-- Start DATA PROVIDED --

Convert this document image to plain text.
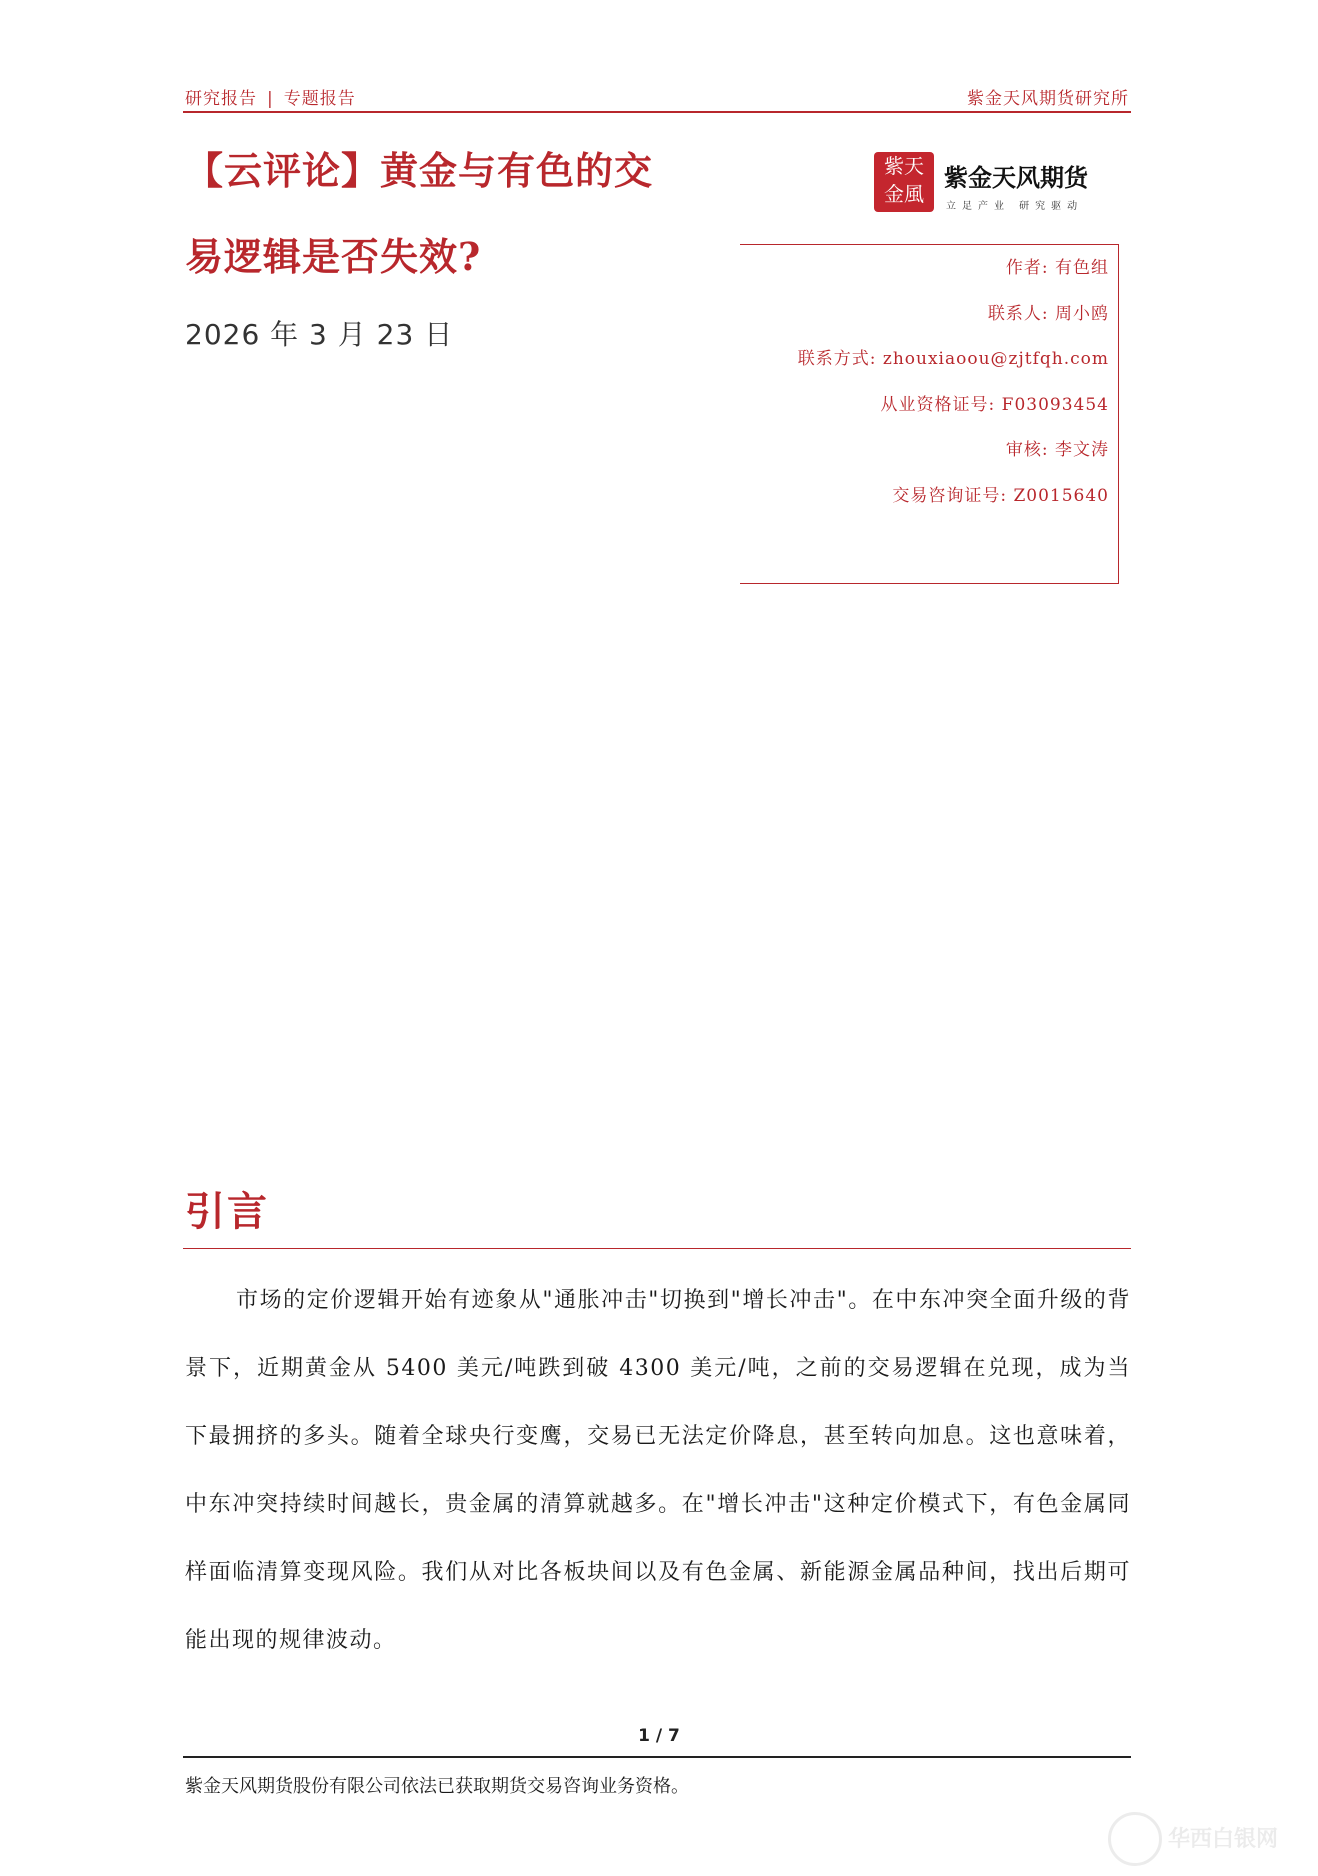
研究报告 | 专题报告	紫金天风期货研究所
【云评论】黄金与有色的交
易逻辑是否失效?
2026 年 3 月 23 日
紫天
金風
紫金天风期货
立足产业 研究驱动
作者: 有色组
联系人: 周小鸥
联系方式: zhouxiaoou@zjtfqh.com
从业资格证号: F03093454
审核: 李文涛
交易咨询证号: Z0015640
引言

市场的定价逻辑开始有迹象从"通胀冲击"切换到"增长冲击"。在中东冲突全面升级的背景下，近期黄金从 5400 美元/吨跌到破 4300 美元/吨，之前的交易逻辑在兑现，成为当下最拥挤的多头。随着全球央行变鹰，交易已无法定价降息，甚至转向加息。这也意味着，中东冲突持续时间越长，贵金属的清算就越多。在"增长冲击"这种定价模式下，有色金属同样面临清算变现风险。我们从对比各板块间以及有色金属、新能源金属品种间，找出后期可能出现的规律波动。

1 / 7
紫金天风期货股份有限公司依法已获取期货交易咨询业务资格。
华西白银网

-- End DATA PROVIDED --

## EXERCISE
Quote the records in full and exactly; skip any image.

## TASK OUTPUT
Convert this document image to plain text.
研究报告 | 专题报告	紫金天风期货研究所
【云评论】黄金与有色的交
易逻辑是否失效?
2026 年 3 月 23 日
紫天
金風
紫金天风期货
立足产业 研究驱动
作者: 有色组
联系人: 周小鸥
联系方式: zhouxiaoou@zjtfqh.com
从业资格证号: F03093454
审核: 李文涛
交易咨询证号: Z0015640
引言

市场的定价逻辑开始有迹象从"通胀冲击"切换到"增长冲击"。在中东冲突全面升级的背景下，近期黄金从 5400 美元/吨跌到破 4300 美元/吨，之前的交易逻辑在兑现，成为当下最拥挤的多头。随着全球央行变鹰，交易已无法定价降息，甚至转向加息。这也意味着，中东冲突持续时间越长，贵金属的清算就越多。在"增长冲击"这种定价模式下，有色金属同样面临清算变现风险。我们从对比各板块间以及有色金属、新能源金属品种间，找出后期可能出现的规律波动。

1 / 7
紫金天风期货股份有限公司依法已获取期货交易咨询业务资格。
华西白银网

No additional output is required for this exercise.